• Problem description:
Leave out the pictures and repeat every record exactly.

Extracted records
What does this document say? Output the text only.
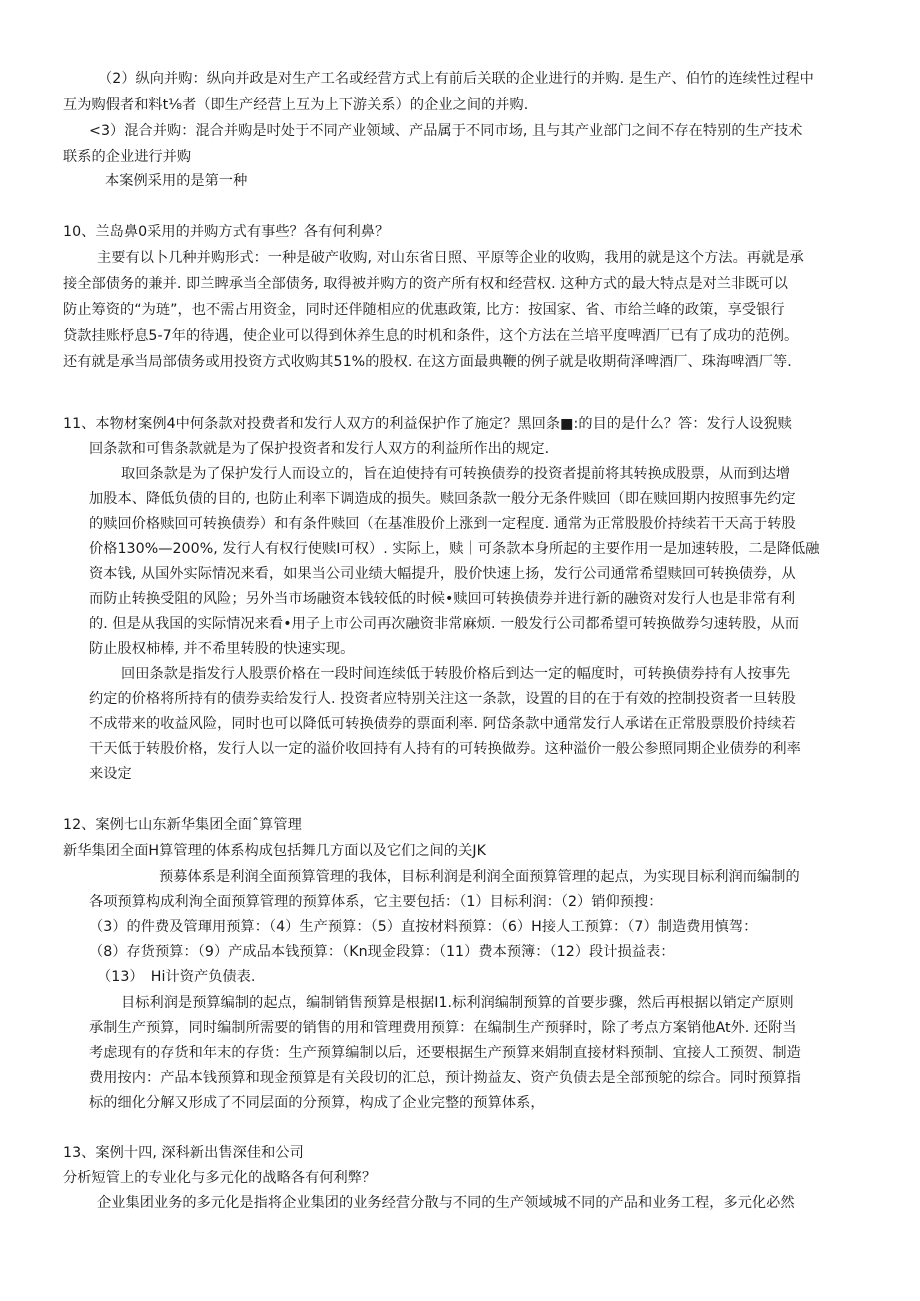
（2）纵向并购：纵向并政是对生产工名或经营方式上有前后关联的企业进行的并购. 是生产、伯竹的连续性过程中
互为购假者和料t⅛者（即生产经营上互为上下游关系）的企业之间的并购.
<3）混合并购：混合并购是吋处于不同产业领域、产品属于不同市场, 且与其产业部门之间不存在特别的生产技术
联系的企业进行并购
本案例采用的是第一种
10、兰岛鼻0采用的并购方式有事些？各有何利鼻？
主要有以卜几种并购形式：一种是破产收购, 对山东省日照、平原等企业的收购，我用的就是这个方法。再就是承
接全部债务的兼并. 即兰睥承当全部债务, 取得被并购方的资产所有权和经营权. 这种方式的最大特点是对兰非既可以
防止筹资的“为琏”，也不需占用资金，同时还伴随相应的优惠政策, 比方：按国家、省、市给兰峰的政策，享受银行
贷款挂账杼息5-7年的待遇，使企业可以得到休养生息的时机和条件，这个方法在兰培平度啤酒厂已有了成功的范例。
还有就是承当局部债务或用投资方式收购其51%的股权. 在这方面最典鞭的例子就是收期荷泽啤酒厂、珠海啤酒厂等.
11、本物材案例4中何条款对投费者和发行人双方的利益保护作了施定？黑回条■:的目的是什么？答：发行人设猊赎
回条款和可售条款就是为了保护投资者和发行人双方的利益所作出的规定.
取回条款是为了保护发行人而设立的，旨在迫使持有可转换债券的投资者提前将其转换成股票，从而到达增
加股本、降低负债的目的, 也防止利率下调造成的损失。赎回条款一般分无条件赎回（即在赎回期内按照事先约定
的赎回价格赎回可转换债券）和有条件赎回（在基准股价上涨到一定程度. 通常为正常股股价持续若干天高于转股
价格130%—200%, 发行人有权行使赎I可权）. 实际上，赎｜可条款本身所起的主要作用一是加速转股，二是降低融
资本钱, 从国外实际情况来看，如果当公司业绩大幅提升，股价快速上扬，发行公司通常希望赎回可转换债券，从
而防止转换受阻的风险；另外当市场融资本钱较低的时候•赎回可转换债券并进行新的融资对发行人也是非常有利
的. 但是从我国的实际情况来看•用子上市公司再次融资非常麻烦. 一般发行公司都希望可转换做券匀速转股，从而
防止股权柿棒, 并不希里转股的快速实现。
回田条款是指发行人股票价格在一段时间连续低于转股价格后到达一定的幅度时，可转换债券持有人按事先
约定的价格将所持有的债券卖给发行人. 投资者应特别关注这一条款，设置的目的在于有效的控制投资者一旦转股
不成带来的收益风险，同时也可以降低可转换债券的票面利率. 阿岱条款中通常发行人承诺在正常股票股价持续若
干天低于转股价格，发行人以一定的溢价收回持有人持有的可转换做券。这种溢价一般公参照同期企业债券的利率
来设定
12、案例七山东新华集团全面ˆ算管理
新华集团全面H算管理的体系构成包括舞几方面以及它们之间的关JK
预募体系是利润全面预算管理的我体，目标利润是利润全面预算管理的起点，为实现目标利润而编制的
各项预算构成利洵全面预算管理的预算体系，它主要包括：（1）目标利润：（2）销仰预搜：
（3）的件费及管琿用预算：（4）生产预算：（5）直按材料预算：（6）H接人工预算：（7）制造费用慎驾：
（8）存货预算：（9）产成品本钱预算：（Kn现金段算：（11）费本预簿：（12）段计损益表：
（13）　Hi计资产负债表.
目标利润是预算编制的起点，编制销售预算是根据I1.标利润编制预算的首要步骤，然后再根据以销定产原则
承制生产预算，同时编制所需要的销售的用和管理费用预算：在编制生产预驿时，除了考点方案销他At外. 还附当
考虑现有的存货和年末的存货：生产预算编制以后，还要根据生产预算来娟制直接材料预制、宜接人工预贺、制造
费用按内：产品本钱预算和现金预算是有关段切的汇总，预计拗益友、资产负债去是全部预鸵的综合。同时预算指
标的细化分解又形成了不同层面的分预算，构成了企业完整的预算体系，
13、案例十四, 深科新出售深佳和公司
分析短管上的专业化与多元化的战略各有何利弊？
企业集团业务的多元化是指将企业集团的业务经营分散与不同的生产领域城不同的产品和业务工程，多元化必然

• Full solution:
What does this document say? Output the text only.
（2）纵向并购：纵向并政是对生产工名或经营方式上有前后关联的企业进行的并购. 是生产、伯竹的连续性过程中
互为购假者和料t⅛者（即生产经营上互为上下游关系）的企业之间的并购.
<3）混合并购：混合并购是吋处于不同产业领域、产品属于不同市场, 且与其产业部门之间不存在特别的生产技术
联系的企业进行并购
本案例采用的是第一种
10、兰岛鼻0采用的并购方式有事些？各有何利鼻？
主要有以卜几种并购形式：一种是破产收购, 对山东省日照、平原等企业的收购，我用的就是这个方法。再就是承
接全部债务的兼并. 即兰睥承当全部债务, 取得被并购方的资产所有权和经营权. 这种方式的最大特点是对兰非既可以
防止筹资的“为琏”，也不需占用资金，同时还伴随相应的优惠政策, 比方：按国家、省、市给兰峰的政策，享受银行
贷款挂账杼息5-7年的待遇，使企业可以得到休养生息的时机和条件，这个方法在兰培平度啤酒厂已有了成功的范例。
还有就是承当局部债务或用投资方式收购其51%的股权. 在这方面最典鞭的例子就是收期荷泽啤酒厂、珠海啤酒厂等.
11、本物材案例4中何条款对投费者和发行人双方的利益保护作了施定？黑回条■:的目的是什么？答：发行人设猊赎
回条款和可售条款就是为了保护投资者和发行人双方的利益所作出的规定.
取回条款是为了保护发行人而设立的，旨在迫使持有可转换债券的投资者提前将其转换成股票，从而到达增
加股本、降低负债的目的, 也防止利率下调造成的损失。赎回条款一般分无条件赎回（即在赎回期内按照事先约定
的赎回价格赎回可转换债券）和有条件赎回（在基准股价上涨到一定程度. 通常为正常股股价持续若干天高于转股
价格130%—200%, 发行人有权行使赎I可权）. 实际上，赎｜可条款本身所起的主要作用一是加速转股，二是降低融
资本钱, 从国外实际情况来看，如果当公司业绩大幅提升，股价快速上扬，发行公司通常希望赎回可转换债券，从
而防止转换受阻的风险；另外当市场融资本钱较低的时候•赎回可转换债券并进行新的融资对发行人也是非常有利
的. 但是从我国的实际情况来看•用子上市公司再次融资非常麻烦. 一般发行公司都希望可转换做券匀速转股，从而
防止股权柿棒, 并不希里转股的快速实现。
回田条款是指发行人股票价格在一段时间连续低于转股价格后到达一定的幅度时，可转换债券持有人按事先
约定的价格将所持有的债券卖给发行人. 投资者应特别关注这一条款，设置的目的在于有效的控制投资者一旦转股
不成带来的收益风险，同时也可以降低可转换债券的票面利率. 阿岱条款中通常发行人承诺在正常股票股价持续若
干天低于转股价格，发行人以一定的溢价收回持有人持有的可转换做券。这种溢价一般公参照同期企业债券的利率
来设定
12、案例七山东新华集团全面ˆ算管理
新华集团全面H算管理的体系构成包括舞几方面以及它们之间的关JK
预募体系是利润全面预算管理的我体，目标利润是利润全面预算管理的起点，为实现目标利润而编制的
各项预算构成利洵全面预算管理的预算体系，它主要包括：（1）目标利润：（2）销仰预搜：
（3）的件费及管琿用预算：（4）生产预算：（5）直按材料预算：（6）H接人工预算：（7）制造费用慎驾：
（8）存货预算：（9）产成品本钱预算：（Kn现金段算：（11）费本预簿：（12）段计损益表：
（13）　Hi计资产负债表.
目标利润是预算编制的起点，编制销售预算是根据I1.标利润编制预算的首要步骤，然后再根据以销定产原则
承制生产预算，同时编制所需要的销售的用和管理费用预算：在编制生产预驿时，除了考点方案销他At外. 还附当
考虑现有的存货和年末的存货：生产预算编制以后，还要根据生产预算来娟制直接材料预制、宜接人工预贺、制造
费用按内：产品本钱预算和现金预算是有关段切的汇总，预计拗益友、资产负债去是全部预鸵的综合。同时预算指
标的细化分解又形成了不同层面的分预算，构成了企业完整的预算体系，
13、案例十四, 深科新出售深佳和公司
分析短管上的专业化与多元化的战略各有何利弊？
企业集团业务的多元化是指将企业集团的业务经营分散与不同的生产领域城不同的产品和业务工程，多元化必然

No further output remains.